EXERCISE - Substitute "label" for "staticText" in the lines from the line with "165, 693, 252]" to the line with "188, 649, 229]", and give only those lines with nothing else changed.

----- DATA SUPPLIED -----

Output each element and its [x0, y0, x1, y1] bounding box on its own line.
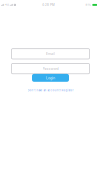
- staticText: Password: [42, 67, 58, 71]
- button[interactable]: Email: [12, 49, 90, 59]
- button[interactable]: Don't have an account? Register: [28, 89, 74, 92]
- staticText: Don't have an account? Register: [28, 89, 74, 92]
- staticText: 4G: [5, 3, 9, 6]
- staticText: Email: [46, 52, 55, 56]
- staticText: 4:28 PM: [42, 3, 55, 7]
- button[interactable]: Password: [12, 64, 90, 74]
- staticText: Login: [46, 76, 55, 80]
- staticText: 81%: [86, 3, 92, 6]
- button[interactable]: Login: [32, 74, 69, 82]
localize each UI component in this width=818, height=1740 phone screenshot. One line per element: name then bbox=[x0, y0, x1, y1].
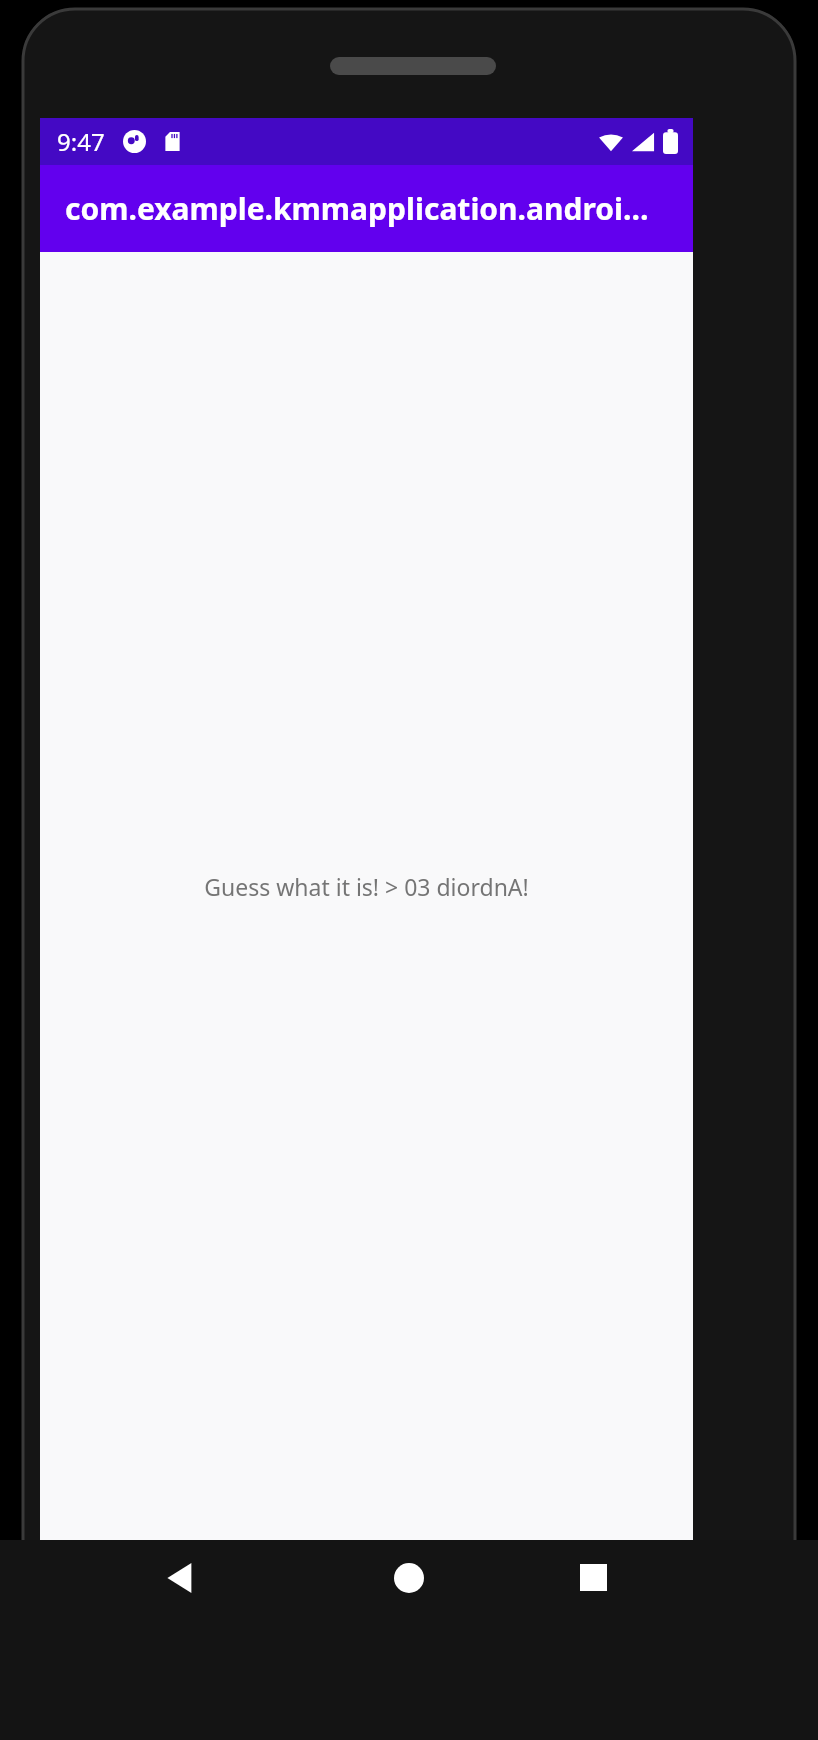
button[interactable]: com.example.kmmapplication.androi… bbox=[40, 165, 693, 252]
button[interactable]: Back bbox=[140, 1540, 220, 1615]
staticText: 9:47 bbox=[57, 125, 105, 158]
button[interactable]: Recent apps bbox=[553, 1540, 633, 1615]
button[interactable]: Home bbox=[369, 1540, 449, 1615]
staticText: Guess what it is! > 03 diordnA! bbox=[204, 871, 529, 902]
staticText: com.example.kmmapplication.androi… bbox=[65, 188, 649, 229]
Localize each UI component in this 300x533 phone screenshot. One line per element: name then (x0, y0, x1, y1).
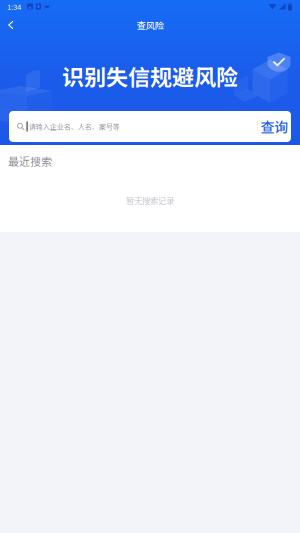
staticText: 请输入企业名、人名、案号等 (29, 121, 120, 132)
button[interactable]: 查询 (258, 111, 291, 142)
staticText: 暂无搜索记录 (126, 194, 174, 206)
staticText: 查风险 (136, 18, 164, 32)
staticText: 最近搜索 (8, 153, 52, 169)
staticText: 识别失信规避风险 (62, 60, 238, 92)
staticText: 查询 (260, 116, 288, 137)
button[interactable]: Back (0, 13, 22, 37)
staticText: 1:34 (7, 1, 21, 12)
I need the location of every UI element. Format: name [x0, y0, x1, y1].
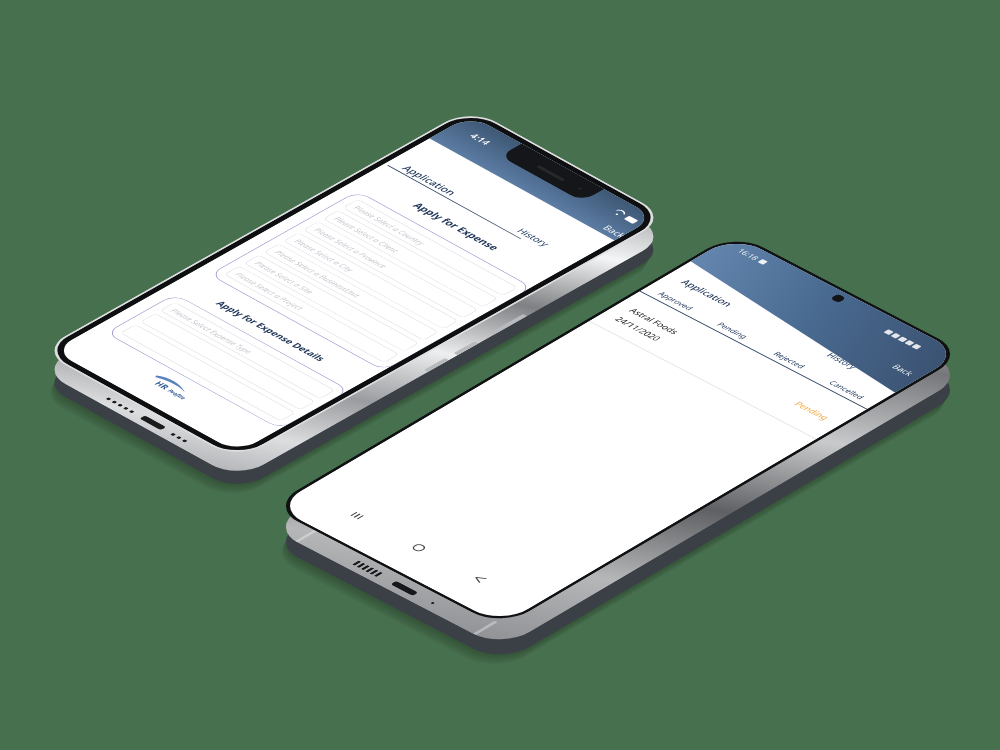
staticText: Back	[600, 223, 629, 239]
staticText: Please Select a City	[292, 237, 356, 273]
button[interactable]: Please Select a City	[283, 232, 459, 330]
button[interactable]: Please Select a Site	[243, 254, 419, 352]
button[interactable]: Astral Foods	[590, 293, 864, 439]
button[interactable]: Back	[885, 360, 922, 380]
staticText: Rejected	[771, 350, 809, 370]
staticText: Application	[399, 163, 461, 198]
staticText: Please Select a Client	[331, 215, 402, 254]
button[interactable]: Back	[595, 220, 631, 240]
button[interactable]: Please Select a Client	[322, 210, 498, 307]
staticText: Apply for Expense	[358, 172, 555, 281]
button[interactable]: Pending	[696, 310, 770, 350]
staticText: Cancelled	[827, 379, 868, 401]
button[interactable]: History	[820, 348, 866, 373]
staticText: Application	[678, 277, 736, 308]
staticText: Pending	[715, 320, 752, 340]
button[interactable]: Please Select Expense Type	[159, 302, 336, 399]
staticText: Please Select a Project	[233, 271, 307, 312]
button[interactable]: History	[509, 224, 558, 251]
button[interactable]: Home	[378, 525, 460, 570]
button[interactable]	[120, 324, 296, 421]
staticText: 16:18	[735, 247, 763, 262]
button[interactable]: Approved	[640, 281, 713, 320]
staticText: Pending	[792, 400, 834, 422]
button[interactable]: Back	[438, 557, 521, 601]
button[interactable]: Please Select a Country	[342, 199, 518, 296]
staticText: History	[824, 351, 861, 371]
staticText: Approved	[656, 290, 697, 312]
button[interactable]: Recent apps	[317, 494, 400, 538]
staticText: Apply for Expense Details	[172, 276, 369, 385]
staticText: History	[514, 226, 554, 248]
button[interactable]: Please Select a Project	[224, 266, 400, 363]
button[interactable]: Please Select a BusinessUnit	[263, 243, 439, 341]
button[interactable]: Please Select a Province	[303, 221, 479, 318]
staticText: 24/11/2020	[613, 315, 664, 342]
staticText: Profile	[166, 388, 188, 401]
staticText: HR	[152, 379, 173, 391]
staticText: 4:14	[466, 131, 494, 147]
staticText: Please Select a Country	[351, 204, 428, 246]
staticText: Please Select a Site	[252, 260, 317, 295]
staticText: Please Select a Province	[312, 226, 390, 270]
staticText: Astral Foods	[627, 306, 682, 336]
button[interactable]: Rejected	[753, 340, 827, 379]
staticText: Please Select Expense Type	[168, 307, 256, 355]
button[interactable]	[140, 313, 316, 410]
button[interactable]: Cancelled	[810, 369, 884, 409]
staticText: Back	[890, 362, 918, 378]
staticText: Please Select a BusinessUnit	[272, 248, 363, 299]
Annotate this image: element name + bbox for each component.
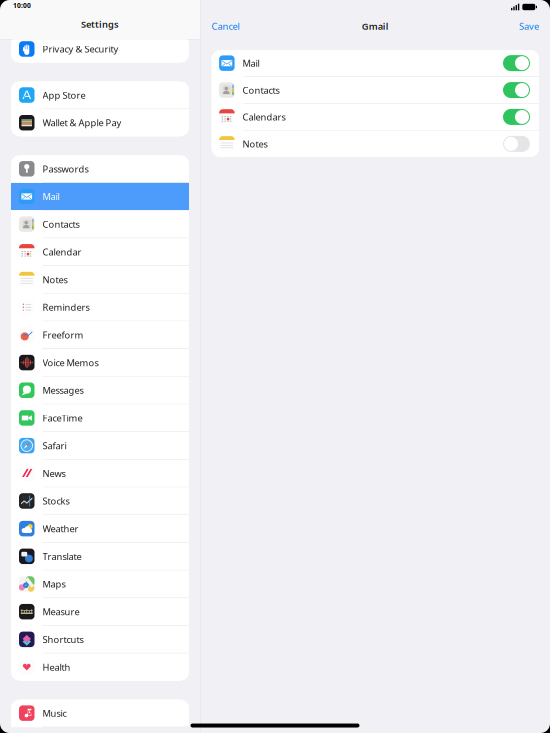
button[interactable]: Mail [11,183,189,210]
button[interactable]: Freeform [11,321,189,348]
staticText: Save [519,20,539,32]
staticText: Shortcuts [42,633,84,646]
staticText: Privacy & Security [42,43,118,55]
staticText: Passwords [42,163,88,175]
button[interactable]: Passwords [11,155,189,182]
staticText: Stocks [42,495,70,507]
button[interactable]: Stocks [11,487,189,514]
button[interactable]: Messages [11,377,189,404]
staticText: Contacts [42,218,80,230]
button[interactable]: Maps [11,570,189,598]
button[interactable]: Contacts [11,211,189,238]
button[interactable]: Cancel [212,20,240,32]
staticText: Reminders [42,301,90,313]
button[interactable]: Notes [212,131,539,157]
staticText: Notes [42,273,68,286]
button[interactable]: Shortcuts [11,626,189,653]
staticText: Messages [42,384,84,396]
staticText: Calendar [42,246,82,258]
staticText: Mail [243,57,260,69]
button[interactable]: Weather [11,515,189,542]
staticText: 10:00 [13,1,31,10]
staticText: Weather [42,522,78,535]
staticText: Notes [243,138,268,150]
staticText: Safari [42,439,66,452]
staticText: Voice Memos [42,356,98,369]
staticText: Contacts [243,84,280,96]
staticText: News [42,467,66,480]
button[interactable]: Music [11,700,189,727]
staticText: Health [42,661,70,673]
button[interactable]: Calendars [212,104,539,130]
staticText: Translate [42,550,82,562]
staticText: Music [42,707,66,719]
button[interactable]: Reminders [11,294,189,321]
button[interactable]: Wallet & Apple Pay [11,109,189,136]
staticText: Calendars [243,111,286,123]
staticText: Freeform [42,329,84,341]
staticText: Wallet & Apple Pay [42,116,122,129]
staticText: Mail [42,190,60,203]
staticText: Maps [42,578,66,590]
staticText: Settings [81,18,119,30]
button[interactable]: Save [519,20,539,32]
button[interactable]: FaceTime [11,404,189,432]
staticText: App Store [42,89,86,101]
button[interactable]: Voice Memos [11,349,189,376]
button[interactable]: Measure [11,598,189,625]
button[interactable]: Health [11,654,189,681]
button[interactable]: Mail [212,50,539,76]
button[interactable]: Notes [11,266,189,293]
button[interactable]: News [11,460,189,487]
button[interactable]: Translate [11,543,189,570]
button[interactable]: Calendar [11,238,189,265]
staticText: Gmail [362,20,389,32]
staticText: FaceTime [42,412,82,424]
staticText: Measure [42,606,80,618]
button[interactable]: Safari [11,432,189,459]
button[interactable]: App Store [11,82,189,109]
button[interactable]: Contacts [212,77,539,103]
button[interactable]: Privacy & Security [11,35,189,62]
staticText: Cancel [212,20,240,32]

-----

ANSWER TO THE EXERCISE -
button[interactable]: com.example.kmmapplication.androi… bbox=[40, 165, 693, 252]
button[interactable]: Back bbox=[140, 1540, 220, 1615]
label: 9:47 bbox=[57, 125, 105, 158]
button[interactable]: Recent apps bbox=[553, 1540, 633, 1615]
button[interactable]: Home bbox=[369, 1540, 449, 1615]
label: Guess what it is! > 03 diordnA! bbox=[204, 871, 529, 902]
label: com.example.kmmapplication.androi… bbox=[65, 188, 649, 229]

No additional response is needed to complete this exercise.